[Aim]
Select from the records below every line that has the word "name" in it.

++++ Given data ++++

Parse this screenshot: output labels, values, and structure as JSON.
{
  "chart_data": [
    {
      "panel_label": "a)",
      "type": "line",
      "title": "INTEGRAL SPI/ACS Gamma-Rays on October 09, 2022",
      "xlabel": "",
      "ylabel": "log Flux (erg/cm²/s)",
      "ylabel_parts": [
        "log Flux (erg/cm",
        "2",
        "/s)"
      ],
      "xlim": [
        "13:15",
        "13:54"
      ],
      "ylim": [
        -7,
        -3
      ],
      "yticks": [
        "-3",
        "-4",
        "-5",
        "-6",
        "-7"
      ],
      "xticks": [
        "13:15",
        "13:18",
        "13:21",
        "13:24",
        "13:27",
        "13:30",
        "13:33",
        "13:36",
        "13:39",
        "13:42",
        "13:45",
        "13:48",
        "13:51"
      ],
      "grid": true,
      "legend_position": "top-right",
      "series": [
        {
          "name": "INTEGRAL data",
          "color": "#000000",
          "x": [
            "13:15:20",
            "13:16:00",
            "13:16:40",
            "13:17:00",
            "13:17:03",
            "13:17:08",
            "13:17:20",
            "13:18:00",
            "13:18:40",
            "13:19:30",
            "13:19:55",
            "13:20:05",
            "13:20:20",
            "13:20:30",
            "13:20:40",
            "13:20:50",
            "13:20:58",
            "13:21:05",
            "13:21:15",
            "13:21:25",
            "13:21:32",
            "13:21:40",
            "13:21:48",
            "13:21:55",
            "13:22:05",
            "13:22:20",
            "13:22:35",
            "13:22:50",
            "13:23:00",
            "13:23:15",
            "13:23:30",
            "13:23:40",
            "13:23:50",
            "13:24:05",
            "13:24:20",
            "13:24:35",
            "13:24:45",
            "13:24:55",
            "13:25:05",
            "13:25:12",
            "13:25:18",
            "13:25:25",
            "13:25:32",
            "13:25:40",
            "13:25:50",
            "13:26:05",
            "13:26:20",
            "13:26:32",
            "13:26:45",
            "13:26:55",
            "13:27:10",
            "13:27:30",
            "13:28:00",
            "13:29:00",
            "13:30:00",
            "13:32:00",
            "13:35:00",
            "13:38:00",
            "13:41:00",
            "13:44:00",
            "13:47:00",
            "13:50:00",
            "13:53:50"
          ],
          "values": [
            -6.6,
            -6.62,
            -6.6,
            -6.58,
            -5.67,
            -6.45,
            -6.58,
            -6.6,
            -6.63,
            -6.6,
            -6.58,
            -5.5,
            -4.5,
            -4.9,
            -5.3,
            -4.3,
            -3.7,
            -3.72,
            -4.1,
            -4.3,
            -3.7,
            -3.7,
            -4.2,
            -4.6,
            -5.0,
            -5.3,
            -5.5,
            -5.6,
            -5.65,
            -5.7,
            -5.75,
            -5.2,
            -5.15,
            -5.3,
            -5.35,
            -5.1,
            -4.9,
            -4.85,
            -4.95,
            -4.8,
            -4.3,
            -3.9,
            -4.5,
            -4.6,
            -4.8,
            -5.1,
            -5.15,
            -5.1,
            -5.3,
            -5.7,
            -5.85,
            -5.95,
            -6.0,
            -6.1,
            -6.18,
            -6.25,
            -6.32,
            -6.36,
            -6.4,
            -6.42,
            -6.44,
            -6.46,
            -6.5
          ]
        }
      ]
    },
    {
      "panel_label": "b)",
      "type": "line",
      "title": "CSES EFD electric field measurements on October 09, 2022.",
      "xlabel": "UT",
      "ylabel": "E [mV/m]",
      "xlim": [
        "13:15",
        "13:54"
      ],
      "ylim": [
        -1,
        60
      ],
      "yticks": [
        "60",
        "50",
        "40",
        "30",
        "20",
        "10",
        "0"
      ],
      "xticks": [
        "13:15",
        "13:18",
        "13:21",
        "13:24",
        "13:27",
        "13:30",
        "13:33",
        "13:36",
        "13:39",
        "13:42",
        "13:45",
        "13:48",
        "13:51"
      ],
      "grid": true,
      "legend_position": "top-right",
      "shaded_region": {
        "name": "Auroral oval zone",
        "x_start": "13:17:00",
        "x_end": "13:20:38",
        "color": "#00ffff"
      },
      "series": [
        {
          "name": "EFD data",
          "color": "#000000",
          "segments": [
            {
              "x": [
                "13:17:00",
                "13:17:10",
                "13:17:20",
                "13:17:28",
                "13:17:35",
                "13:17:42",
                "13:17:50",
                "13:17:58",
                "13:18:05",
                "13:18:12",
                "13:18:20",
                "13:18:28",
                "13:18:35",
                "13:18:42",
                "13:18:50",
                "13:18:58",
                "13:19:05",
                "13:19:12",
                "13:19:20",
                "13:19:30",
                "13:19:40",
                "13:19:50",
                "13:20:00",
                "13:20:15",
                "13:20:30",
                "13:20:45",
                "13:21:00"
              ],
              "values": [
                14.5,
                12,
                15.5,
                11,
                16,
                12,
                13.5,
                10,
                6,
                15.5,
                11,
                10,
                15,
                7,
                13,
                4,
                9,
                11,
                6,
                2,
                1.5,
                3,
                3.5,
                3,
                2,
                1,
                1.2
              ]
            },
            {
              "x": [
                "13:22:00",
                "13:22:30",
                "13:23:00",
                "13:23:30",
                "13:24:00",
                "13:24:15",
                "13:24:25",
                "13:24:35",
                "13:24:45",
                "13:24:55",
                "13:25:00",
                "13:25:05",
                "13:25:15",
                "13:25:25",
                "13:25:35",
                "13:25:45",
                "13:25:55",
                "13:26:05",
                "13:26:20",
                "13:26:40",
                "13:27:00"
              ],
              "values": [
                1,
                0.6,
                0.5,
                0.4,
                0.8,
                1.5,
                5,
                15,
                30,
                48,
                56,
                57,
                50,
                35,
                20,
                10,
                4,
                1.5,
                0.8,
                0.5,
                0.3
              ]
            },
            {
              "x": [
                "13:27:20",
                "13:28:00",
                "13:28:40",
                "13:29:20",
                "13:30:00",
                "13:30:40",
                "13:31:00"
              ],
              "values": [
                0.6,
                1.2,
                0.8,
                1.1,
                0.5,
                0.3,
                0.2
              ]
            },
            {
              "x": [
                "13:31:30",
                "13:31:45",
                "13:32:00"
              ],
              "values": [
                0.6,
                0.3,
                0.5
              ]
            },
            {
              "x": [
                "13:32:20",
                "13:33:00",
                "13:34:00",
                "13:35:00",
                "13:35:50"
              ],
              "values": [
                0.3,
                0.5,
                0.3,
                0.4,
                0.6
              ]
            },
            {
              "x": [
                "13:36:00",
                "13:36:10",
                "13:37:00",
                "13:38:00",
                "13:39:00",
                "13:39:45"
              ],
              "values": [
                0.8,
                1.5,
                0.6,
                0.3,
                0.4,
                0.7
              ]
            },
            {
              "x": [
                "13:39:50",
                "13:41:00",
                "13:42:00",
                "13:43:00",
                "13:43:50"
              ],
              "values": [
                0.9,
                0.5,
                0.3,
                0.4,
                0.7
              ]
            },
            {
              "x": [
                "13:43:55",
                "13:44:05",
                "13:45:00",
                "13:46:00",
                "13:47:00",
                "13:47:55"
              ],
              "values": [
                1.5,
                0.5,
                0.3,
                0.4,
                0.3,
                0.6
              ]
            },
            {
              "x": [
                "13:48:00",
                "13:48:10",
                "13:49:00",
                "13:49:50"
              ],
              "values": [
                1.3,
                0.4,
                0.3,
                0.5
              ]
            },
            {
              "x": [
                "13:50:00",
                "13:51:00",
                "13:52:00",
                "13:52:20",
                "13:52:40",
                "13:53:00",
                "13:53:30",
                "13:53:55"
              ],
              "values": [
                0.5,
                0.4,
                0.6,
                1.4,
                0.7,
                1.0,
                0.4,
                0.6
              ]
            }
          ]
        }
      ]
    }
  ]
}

++++

[Output for this task]
          "name": "INTEGRAL data",
        "name": "Auroral oval zone",
          "name": "EFD data",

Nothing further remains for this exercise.